Problem details: Copy all records verbatim.
>> Begin Dataset records
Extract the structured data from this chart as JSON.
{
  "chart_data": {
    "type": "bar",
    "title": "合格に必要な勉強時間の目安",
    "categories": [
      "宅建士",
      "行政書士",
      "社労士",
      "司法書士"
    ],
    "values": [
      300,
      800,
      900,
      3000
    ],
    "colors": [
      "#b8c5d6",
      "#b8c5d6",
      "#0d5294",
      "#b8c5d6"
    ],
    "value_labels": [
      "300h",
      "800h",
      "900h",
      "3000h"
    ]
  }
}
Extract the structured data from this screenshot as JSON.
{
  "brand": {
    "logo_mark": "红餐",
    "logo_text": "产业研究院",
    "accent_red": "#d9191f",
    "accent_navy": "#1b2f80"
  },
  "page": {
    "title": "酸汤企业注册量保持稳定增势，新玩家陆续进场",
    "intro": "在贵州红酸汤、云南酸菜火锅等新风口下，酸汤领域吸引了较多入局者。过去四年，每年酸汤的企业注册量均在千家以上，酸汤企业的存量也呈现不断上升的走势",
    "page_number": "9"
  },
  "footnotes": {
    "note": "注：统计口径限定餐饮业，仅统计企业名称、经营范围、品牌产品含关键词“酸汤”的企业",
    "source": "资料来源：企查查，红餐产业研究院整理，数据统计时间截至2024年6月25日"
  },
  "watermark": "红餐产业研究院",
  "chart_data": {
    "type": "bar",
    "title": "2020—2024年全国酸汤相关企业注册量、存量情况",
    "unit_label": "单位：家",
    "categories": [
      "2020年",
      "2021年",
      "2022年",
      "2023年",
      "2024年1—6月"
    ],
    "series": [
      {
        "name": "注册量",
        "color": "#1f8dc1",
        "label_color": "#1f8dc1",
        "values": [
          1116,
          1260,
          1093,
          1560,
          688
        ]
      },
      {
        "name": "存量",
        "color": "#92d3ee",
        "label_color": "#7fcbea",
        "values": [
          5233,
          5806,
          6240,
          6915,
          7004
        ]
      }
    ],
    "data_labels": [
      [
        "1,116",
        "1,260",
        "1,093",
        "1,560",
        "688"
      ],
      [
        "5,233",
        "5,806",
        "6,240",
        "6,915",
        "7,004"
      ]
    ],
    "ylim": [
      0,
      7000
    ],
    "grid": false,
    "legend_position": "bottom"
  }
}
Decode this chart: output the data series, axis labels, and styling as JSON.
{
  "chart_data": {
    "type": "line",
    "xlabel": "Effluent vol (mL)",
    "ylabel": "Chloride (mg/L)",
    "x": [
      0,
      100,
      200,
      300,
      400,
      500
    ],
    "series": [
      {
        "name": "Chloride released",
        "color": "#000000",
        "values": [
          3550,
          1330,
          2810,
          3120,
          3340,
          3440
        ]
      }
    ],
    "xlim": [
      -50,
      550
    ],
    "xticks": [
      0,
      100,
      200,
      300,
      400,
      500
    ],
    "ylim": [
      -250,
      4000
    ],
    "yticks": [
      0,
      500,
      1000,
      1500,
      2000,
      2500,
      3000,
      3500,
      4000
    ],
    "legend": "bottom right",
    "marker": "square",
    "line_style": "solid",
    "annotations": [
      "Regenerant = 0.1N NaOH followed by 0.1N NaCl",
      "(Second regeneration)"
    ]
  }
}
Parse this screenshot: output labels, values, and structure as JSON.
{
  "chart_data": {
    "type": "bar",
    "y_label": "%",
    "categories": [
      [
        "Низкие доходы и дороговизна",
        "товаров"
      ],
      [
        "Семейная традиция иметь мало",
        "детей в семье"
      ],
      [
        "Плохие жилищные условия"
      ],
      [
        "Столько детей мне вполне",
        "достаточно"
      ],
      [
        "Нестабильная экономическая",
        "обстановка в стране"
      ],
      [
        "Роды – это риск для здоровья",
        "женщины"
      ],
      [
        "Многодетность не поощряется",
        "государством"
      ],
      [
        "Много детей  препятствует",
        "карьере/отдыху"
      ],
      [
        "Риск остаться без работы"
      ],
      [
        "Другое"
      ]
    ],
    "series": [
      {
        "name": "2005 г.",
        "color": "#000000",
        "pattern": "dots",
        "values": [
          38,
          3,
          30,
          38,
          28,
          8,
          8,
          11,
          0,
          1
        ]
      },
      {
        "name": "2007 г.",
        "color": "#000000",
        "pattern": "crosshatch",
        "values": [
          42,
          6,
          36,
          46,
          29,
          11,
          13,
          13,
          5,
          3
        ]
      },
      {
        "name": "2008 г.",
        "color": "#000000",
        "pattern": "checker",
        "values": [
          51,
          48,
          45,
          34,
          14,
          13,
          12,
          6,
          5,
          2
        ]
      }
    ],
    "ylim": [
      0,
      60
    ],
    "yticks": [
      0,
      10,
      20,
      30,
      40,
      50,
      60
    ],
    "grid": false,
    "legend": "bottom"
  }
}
>> End Dataset records
Answer to the exercise:
Extract the structured data from this chart as JSON.
{
  "chart_data": {
    "type": "bar",
    "title": "合格に必要な勉強時間の目安",
    "categories": [
      "宅建士",
      "行政書士",
      "社労士",
      "司法書士"
    ],
    "values": [
      300,
      800,
      900,
      3000
    ],
    "colors": [
      "#b8c5d6",
      "#b8c5d6",
      "#0d5294",
      "#b8c5d6"
    ],
    "value_labels": [
      "300h",
      "800h",
      "900h",
      "3000h"
    ]
  }
}
Extract the structured data from this screenshot as JSON.
{
  "brand": {
    "logo_mark": "红餐",
    "logo_text": "产业研究院",
    "accent_red": "#d9191f",
    "accent_navy": "#1b2f80"
  },
  "page": {
    "title": "酸汤企业注册量保持稳定增势，新玩家陆续进场",
    "intro": "在贵州红酸汤、云南酸菜火锅等新风口下，酸汤领域吸引了较多入局者。过去四年，每年酸汤的企业注册量均在千家以上，酸汤企业的存量也呈现不断上升的走势",
    "page_number": "9"
  },
  "footnotes": {
    "note": "注：统计口径限定餐饮业，仅统计企业名称、经营范围、品牌产品含关键词“酸汤”的企业",
    "source": "资料来源：企查查，红餐产业研究院整理，数据统计时间截至2024年6月25日"
  },
  "watermark": "红餐产业研究院",
  "chart_data": {
    "type": "bar",
    "title": "2020—2024年全国酸汤相关企业注册量、存量情况",
    "unit_label": "单位：家",
    "categories": [
      "2020年",
      "2021年",
      "2022年",
      "2023年",
      "2024年1—6月"
    ],
    "series": [
      {
        "name": "注册量",
        "color": "#1f8dc1",
        "label_color": "#1f8dc1",
        "values": [
          1116,
          1260,
          1093,
          1560,
          688
        ]
      },
      {
        "name": "存量",
        "color": "#92d3ee",
        "label_color": "#7fcbea",
        "values": [
          5233,
          5806,
          6240,
          6915,
          7004
        ]
      }
    ],
    "data_labels": [
      [
        "1,116",
        "1,260",
        "1,093",
        "1,560",
        "688"
      ],
      [
        "5,233",
        "5,806",
        "6,240",
        "6,915",
        "7,004"
      ]
    ],
    "ylim": [
      0,
      7000
    ],
    "grid": false,
    "legend_position": "bottom"
  }
}
Decode this chart: output the data series, axis labels, and styling as JSON.
{
  "chart_data": {
    "type": "line",
    "xlabel": "Effluent vol (mL)",
    "ylabel": "Chloride (mg/L)",
    "x": [
      0,
      100,
      200,
      300,
      400,
      500
    ],
    "series": [
      {
        "name": "Chloride released",
        "color": "#000000",
        "values": [
          3550,
          1330,
          2810,
          3120,
          3340,
          3440
        ]
      }
    ],
    "xlim": [
      -50,
      550
    ],
    "xticks": [
      0,
      100,
      200,
      300,
      400,
      500
    ],
    "ylim": [
      -250,
      4000
    ],
    "yticks": [
      0,
      500,
      1000,
      1500,
      2000,
      2500,
      3000,
      3500,
      4000
    ],
    "legend": "bottom right",
    "marker": "square",
    "line_style": "solid",
    "annotations": [
      "Regenerant = 0.1N NaOH followed by 0.1N NaCl",
      "(Second regeneration)"
    ]
  }
}
Parse this screenshot: output labels, values, and structure as JSON.
{
  "chart_data": {
    "type": "bar",
    "y_label": "%",
    "categories": [
      [
        "Низкие доходы и дороговизна",
        "товаров"
      ],
      [
        "Семейная традиция иметь мало",
        "детей в семье"
      ],
      [
        "Плохие жилищные условия"
      ],
      [
        "Столько детей мне вполне",
        "достаточно"
      ],
      [
        "Нестабильная экономическая",
        "обстановка в стране"
      ],
      [
        "Роды – это риск для здоровья",
        "женщины"
      ],
      [
        "Многодетность не поощряется",
        "государством"
      ],
      [
        "Много детей  препятствует",
        "карьере/отдыху"
      ],
      [
        "Риск остаться без работы"
      ],
      [
        "Другое"
      ]
    ],
    "series": [
      {
        "name": "2005 г.",
        "color": "#000000",
        "pattern": "dots",
        "values": [
          38,
          3,
          30,
          38,
          28,
          8,
          8,
          11,
          0,
          1
        ]
      },
      {
        "name": "2007 г.",
        "color": "#000000",
        "pattern": "crosshatch",
        "values": [
          42,
          6,
          36,
          46,
          29,
          11,
          13,
          13,
          5,
          3
        ]
      },
      {
        "name": "2008 г.",
        "color": "#000000",
        "pattern": "checker",
        "values": [
          51,
          48,
          45,
          34,
          14,
          13,
          12,
          6,
          5,
          2
        ]
      }
    ],
    "ylim": [
      0,
      60
    ],
    "yticks": [
      0,
      10,
      20,
      30,
      40,
      50,
      60
    ],
    "grid": false,
    "legend": "bottom"
  }
}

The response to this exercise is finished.